[Data tied to figure images]
━━━━
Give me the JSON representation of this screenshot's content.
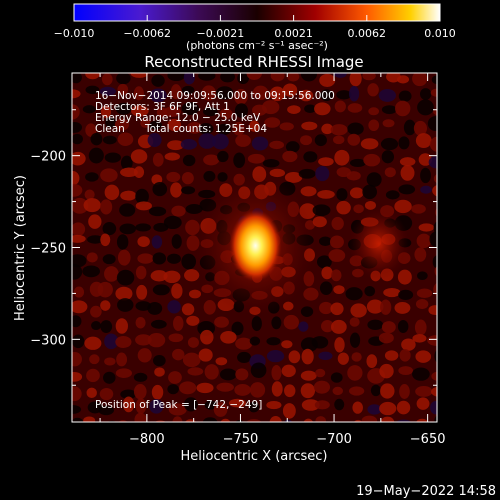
{
  "colorbar": {
    "ticks": [
      "-0.010",
      "-0.0062",
      "-0.0021",
      "0.0021",
      "0.0062",
      "0.010"
    ],
    "unit_label": "(photons cm⁻² s⁻¹ asec⁻²)",
    "range": [
      -0.01,
      0.01
    ],
    "colormap": "blue-purple-red-yellow-white"
  },
  "chart_data": {
    "type": "heatmap",
    "title": "Reconstructed RHESSI Image",
    "xlabel": "Heliocentric X (arcsec)",
    "ylabel": "Heliocentric Y (arcsec)",
    "xlim": [
      -840,
      -645
    ],
    "ylim": [
      -345,
      -155
    ],
    "x_ticks": [
      -800,
      -750,
      -700,
      -650
    ],
    "y_ticks": [
      -200,
      -250,
      -300
    ],
    "x_tick_labels": [
      "−800",
      "−750",
      "−700",
      "−650"
    ],
    "y_tick_labels": [
      "−200",
      "−250",
      "−300"
    ],
    "peak": {
      "x": -742,
      "y": -249
    },
    "annotations": {
      "time": "16−Nov−2014 09:09:56.000 to 09:15:56.000",
      "detectors": "Detectors: 3F 6F 9F, Att 1",
      "energy": "Energy Range: 12.0 − 25.0 keV",
      "algorithm": "Clean",
      "counts": "Total counts: 1.25E+04",
      "peak_text": "Position of Peak = [−742,−249]"
    }
  },
  "footer": {
    "timestamp": "19−May−2022 14:58"
  }
}
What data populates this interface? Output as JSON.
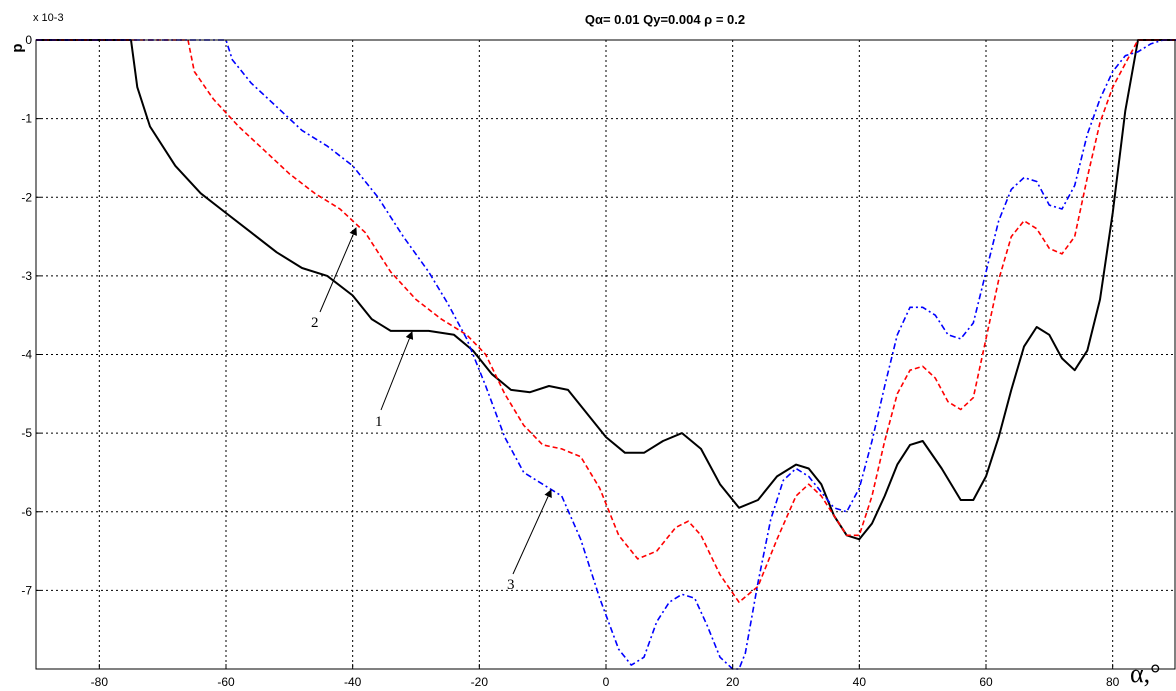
{
  "chart_data": {
    "type": "line",
    "title": "Qα= 0.01   Qy=0.004   ρ = 0.2",
    "xlabel": "α,°",
    "ylabel": "p",
    "y_multiplier": "x 10-3",
    "xlim": [
      -90,
      90
    ],
    "ylim": [
      -8,
      0
    ],
    "x_ticks": [
      -80,
      -60,
      -40,
      -20,
      0,
      20,
      40,
      60,
      80
    ],
    "y_ticks": [
      0,
      -1,
      -2,
      -3,
      -4,
      -5,
      -6,
      -7
    ],
    "grid": true,
    "legend": "none",
    "series": [
      {
        "color": "#000000",
        "style": "solid",
        "x": [
          -90,
          -75,
          -74,
          -72,
          -68,
          -64,
          -60,
          -56,
          -52,
          -48,
          -44,
          -40,
          -37,
          -34,
          -31,
          -28,
          -24,
          -21,
          -18,
          -15,
          -12,
          -9,
          -6,
          -3,
          0,
          3,
          6,
          9,
          12,
          15,
          18,
          21,
          24,
          27,
          30,
          32,
          34,
          36,
          38,
          40,
          42,
          44,
          46,
          48,
          50,
          53,
          56,
          58,
          60,
          62,
          64,
          66,
          68,
          70,
          72,
          74,
          76,
          78,
          80,
          82,
          84,
          86,
          90
        ],
        "values": [
          0,
          0,
          -0.6,
          -1.1,
          -1.6,
          -1.95,
          -2.2,
          -2.45,
          -2.7,
          -2.9,
          -3.0,
          -3.25,
          -3.55,
          -3.7,
          -3.7,
          -3.7,
          -3.75,
          -3.95,
          -4.25,
          -4.45,
          -4.48,
          -4.4,
          -4.45,
          -4.75,
          -5.05,
          -5.25,
          -5.25,
          -5.1,
          -5.0,
          -5.2,
          -5.65,
          -5.95,
          -5.85,
          -5.55,
          -5.4,
          -5.45,
          -5.65,
          -6.05,
          -6.3,
          -6.35,
          -6.15,
          -5.8,
          -5.4,
          -5.15,
          -5.1,
          -5.45,
          -5.85,
          -5.85,
          -5.55,
          -5.05,
          -4.45,
          -3.9,
          -3.65,
          -3.75,
          -4.05,
          -4.2,
          -3.95,
          -3.3,
          -2.2,
          -0.9,
          0,
          0,
          0
        ]
      },
      {
        "color": "#ff0000",
        "style": "dashed",
        "x": [
          -90,
          -66,
          -65,
          -62,
          -58,
          -54,
          -50,
          -46,
          -42,
          -38,
          -34,
          -30,
          -26,
          -22,
          -19,
          -16,
          -13,
          -10,
          -7,
          -4,
          -1,
          2,
          5,
          8,
          11,
          13,
          15,
          18,
          21,
          24,
          27,
          30,
          32,
          34,
          36,
          38,
          40,
          42,
          44,
          46,
          48,
          50,
          52,
          54,
          56,
          58,
          60,
          62,
          64,
          66,
          68,
          70,
          72,
          74,
          76,
          78,
          80,
          82,
          84,
          86,
          90
        ],
        "values": [
          0,
          0,
          -0.4,
          -0.75,
          -1.1,
          -1.4,
          -1.7,
          -1.95,
          -2.15,
          -2.45,
          -2.95,
          -3.3,
          -3.55,
          -3.75,
          -4.0,
          -4.5,
          -4.9,
          -5.15,
          -5.2,
          -5.3,
          -5.7,
          -6.3,
          -6.6,
          -6.5,
          -6.2,
          -6.12,
          -6.3,
          -6.8,
          -7.15,
          -6.95,
          -6.35,
          -5.8,
          -5.65,
          -5.8,
          -6.05,
          -6.3,
          -6.3,
          -5.8,
          -5.1,
          -4.5,
          -4.2,
          -4.15,
          -4.3,
          -4.6,
          -4.7,
          -4.55,
          -3.8,
          -3.05,
          -2.5,
          -2.3,
          -2.4,
          -2.65,
          -2.72,
          -2.5,
          -1.75,
          -1.05,
          -0.6,
          -0.3,
          0,
          0,
          0
        ]
      },
      {
        "color": "#0000ff",
        "style": "dashdot",
        "x": [
          -90,
          -60,
          -59,
          -56,
          -52,
          -48,
          -44,
          -40,
          -36,
          -32,
          -28,
          -25,
          -22,
          -19,
          -16,
          -13,
          -10,
          -7,
          -4,
          -1,
          2,
          4,
          6,
          8,
          10,
          12,
          14,
          16,
          18,
          20,
          21,
          22,
          24,
          26,
          28,
          30,
          32,
          34,
          36,
          38,
          40,
          42,
          44,
          46,
          48,
          50,
          52,
          54,
          56,
          58,
          60,
          62,
          64,
          66,
          68,
          70,
          72,
          74,
          76,
          78,
          80,
          82,
          84,
          86,
          88,
          90
        ],
        "values": [
          0,
          0,
          -0.25,
          -0.55,
          -0.85,
          -1.15,
          -1.35,
          -1.6,
          -2.0,
          -2.5,
          -2.95,
          -3.35,
          -3.8,
          -4.4,
          -5.05,
          -5.5,
          -5.65,
          -5.8,
          -6.35,
          -7.1,
          -7.75,
          -7.95,
          -7.85,
          -7.4,
          -7.15,
          -7.05,
          -7.1,
          -7.45,
          -7.85,
          -8.0,
          -8.0,
          -7.8,
          -6.9,
          -6.1,
          -5.6,
          -5.45,
          -5.55,
          -5.75,
          -5.95,
          -6.0,
          -5.7,
          -5.1,
          -4.4,
          -3.75,
          -3.4,
          -3.4,
          -3.5,
          -3.75,
          -3.8,
          -3.6,
          -2.95,
          -2.3,
          -1.9,
          -1.75,
          -1.8,
          -2.1,
          -2.15,
          -1.85,
          -1.2,
          -0.75,
          -0.4,
          -0.2,
          -0.15,
          -0.05,
          0,
          0
        ]
      }
    ],
    "annotations": [
      "1",
      "2",
      "3"
    ]
  }
}
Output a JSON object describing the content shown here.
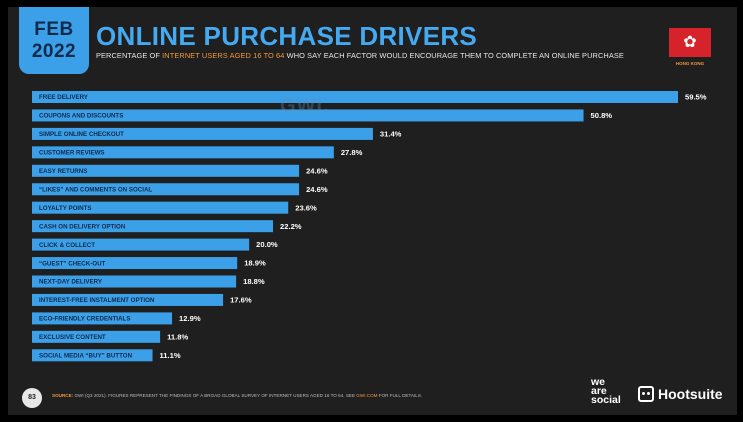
{
  "header": {
    "month": "FEB",
    "year": "2022",
    "title": "ONLINE PURCHASE DRIVERS",
    "subtitle_pre": "PERCENTAGE OF ",
    "subtitle_highlight": "INTERNET USERS AGED 16 TO 64",
    "subtitle_post": " WHO SAY EACH FACTOR WOULD ENCOURAGE THEM TO COMPLETE AN ONLINE PURCHASE"
  },
  "flag": {
    "caption": "HONG KONG"
  },
  "watermark": "GWI.",
  "chart_data": {
    "type": "bar",
    "orientation": "horizontal",
    "categories": [
      "FREE DELIVERY",
      "COUPONS AND DISCOUNTS",
      "SIMPLE ONLINE CHECKOUT",
      "CUSTOMER REVIEWS",
      "EASY RETURNS",
      "“LIKES” AND COMMENTS ON SOCIAL",
      "LOYALTY POINTS",
      "CASH ON DELIVERY OPTION",
      "CLICK & COLLECT",
      "“GUEST” CHECK-OUT",
      "NEXT-DAY DELIVERY",
      "INTEREST-FREE INSTALMENT OPTION",
      "ECO-FRIENDLY CREDENTIALS",
      "EXCLUSIVE CONTENT",
      "SOCIAL MEDIA “BUY” BUTTON"
    ],
    "values": [
      59.5,
      50.8,
      31.4,
      27.8,
      24.6,
      24.6,
      23.6,
      22.2,
      20.0,
      18.9,
      18.8,
      17.6,
      12.9,
      11.8,
      11.1
    ],
    "value_labels": [
      "59.5%",
      "50.8%",
      "31.4%",
      "27.8%",
      "24.6%",
      "24.6%",
      "23.6%",
      "22.2%",
      "20.0%",
      "18.9%",
      "18.8%",
      "17.6%",
      "12.9%",
      "11.8%",
      "11.1%"
    ],
    "xlim": [
      0,
      59.5
    ],
    "bar_color": "#3ca0e8",
    "label_color": "#0f2a4a"
  },
  "footer": {
    "page_number": "83",
    "source_label": "SOURCE:",
    "source_text": " GWI (Q3 2021). FIGURES REPRESENT THE FINDINGS OF A BROAD GLOBAL SURVEY OF INTERNET USERS AGED 16 TO 64. SEE ",
    "source_link": "GWI.COM",
    "source_tail": " FOR FULL DETAILS.",
    "brand1_line1": "we",
    "brand1_line2": "are",
    "brand1_line3": "social",
    "brand2": "Hootsuite"
  }
}
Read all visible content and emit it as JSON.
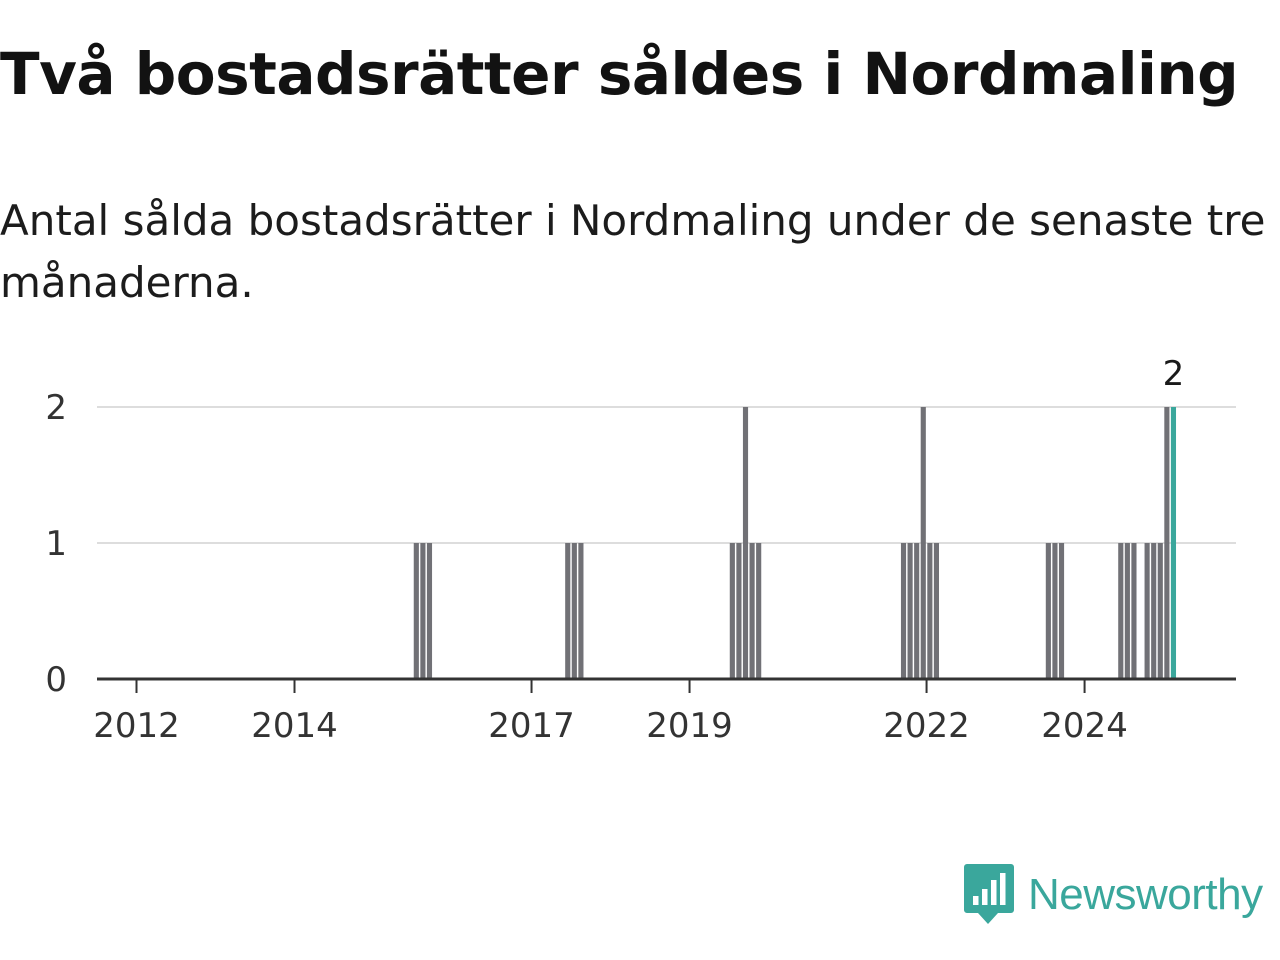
━━━━
_Instructions for the task_. Identify each line of the material where the word "OPTION" shows up, and copy it.

_Correct output_.
      "CASH ON DELIVERY OPTION",
      "INTEREST-FREE INSTALMENT OPTION",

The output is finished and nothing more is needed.